» Record list
================
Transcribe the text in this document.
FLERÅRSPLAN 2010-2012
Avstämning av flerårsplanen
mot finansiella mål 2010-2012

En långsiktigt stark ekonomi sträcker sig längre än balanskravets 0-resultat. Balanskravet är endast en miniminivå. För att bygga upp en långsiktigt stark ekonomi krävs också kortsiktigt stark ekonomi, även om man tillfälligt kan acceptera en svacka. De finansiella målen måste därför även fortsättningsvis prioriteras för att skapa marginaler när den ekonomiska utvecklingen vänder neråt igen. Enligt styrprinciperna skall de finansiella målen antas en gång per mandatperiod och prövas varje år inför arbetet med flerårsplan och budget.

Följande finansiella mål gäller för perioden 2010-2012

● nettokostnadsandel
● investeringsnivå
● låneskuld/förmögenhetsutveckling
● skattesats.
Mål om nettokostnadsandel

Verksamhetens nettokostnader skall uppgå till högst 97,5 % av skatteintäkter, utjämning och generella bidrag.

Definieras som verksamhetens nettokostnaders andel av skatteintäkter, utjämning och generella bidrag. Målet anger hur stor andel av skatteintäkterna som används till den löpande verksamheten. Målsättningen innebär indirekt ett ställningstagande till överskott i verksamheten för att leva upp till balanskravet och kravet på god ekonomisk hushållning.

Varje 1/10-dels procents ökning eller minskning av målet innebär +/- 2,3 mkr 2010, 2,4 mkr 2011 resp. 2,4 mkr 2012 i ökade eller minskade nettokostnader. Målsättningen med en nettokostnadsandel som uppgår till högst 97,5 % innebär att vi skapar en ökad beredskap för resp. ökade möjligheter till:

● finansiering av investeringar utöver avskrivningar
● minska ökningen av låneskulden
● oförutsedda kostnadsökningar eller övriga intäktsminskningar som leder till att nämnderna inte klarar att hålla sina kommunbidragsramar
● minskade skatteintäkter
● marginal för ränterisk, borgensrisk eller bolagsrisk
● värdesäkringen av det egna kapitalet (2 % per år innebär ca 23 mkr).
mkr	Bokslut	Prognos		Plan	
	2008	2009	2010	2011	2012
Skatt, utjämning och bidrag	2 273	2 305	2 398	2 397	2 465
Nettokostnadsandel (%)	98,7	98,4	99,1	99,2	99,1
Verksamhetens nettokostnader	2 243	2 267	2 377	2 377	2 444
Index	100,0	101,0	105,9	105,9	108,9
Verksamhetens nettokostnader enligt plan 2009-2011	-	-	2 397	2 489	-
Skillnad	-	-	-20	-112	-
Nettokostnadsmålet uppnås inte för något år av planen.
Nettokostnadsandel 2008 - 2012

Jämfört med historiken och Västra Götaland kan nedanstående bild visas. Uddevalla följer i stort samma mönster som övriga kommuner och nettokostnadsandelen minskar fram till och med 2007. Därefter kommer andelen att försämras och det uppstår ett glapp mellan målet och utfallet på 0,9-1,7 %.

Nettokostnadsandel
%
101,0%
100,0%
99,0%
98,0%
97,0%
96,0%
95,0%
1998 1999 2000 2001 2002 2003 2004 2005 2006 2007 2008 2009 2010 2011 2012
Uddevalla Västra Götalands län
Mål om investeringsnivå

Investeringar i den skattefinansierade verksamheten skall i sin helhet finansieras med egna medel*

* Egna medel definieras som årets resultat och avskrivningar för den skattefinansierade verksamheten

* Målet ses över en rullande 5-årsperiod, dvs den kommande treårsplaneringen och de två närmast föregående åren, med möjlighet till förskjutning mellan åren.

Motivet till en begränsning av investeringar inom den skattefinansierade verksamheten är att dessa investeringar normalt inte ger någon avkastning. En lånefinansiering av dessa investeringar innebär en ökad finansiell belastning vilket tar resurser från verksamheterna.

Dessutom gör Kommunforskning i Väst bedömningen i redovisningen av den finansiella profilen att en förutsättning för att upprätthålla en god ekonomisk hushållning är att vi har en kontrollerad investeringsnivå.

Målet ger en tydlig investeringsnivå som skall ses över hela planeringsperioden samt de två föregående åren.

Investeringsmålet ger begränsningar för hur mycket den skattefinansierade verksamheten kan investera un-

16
================
» What the task asks
Show the lines from the data above that contain the string "eller".

» Written solution
Varje 1/10-dels procents ökning eller minskning av målet innebär +/- 2,3 mkr 2010, 2,4 mkr 2011 resp. 2,4 mkr 2012 i ökade eller minskade nettokostnader. Målsättningen med en nettokostnadsandel som uppgår till högst 97,5 % innebär att vi skapar en ökad beredskap för resp. ökade möjligheter till:
● oförutsedda kostnadsökningar eller övriga intäktsminskningar som leder till att nämnderna inte klarar att hålla sina kommunbidragsramar
● marginal för ränterisk, borgensrisk eller bolagsrisk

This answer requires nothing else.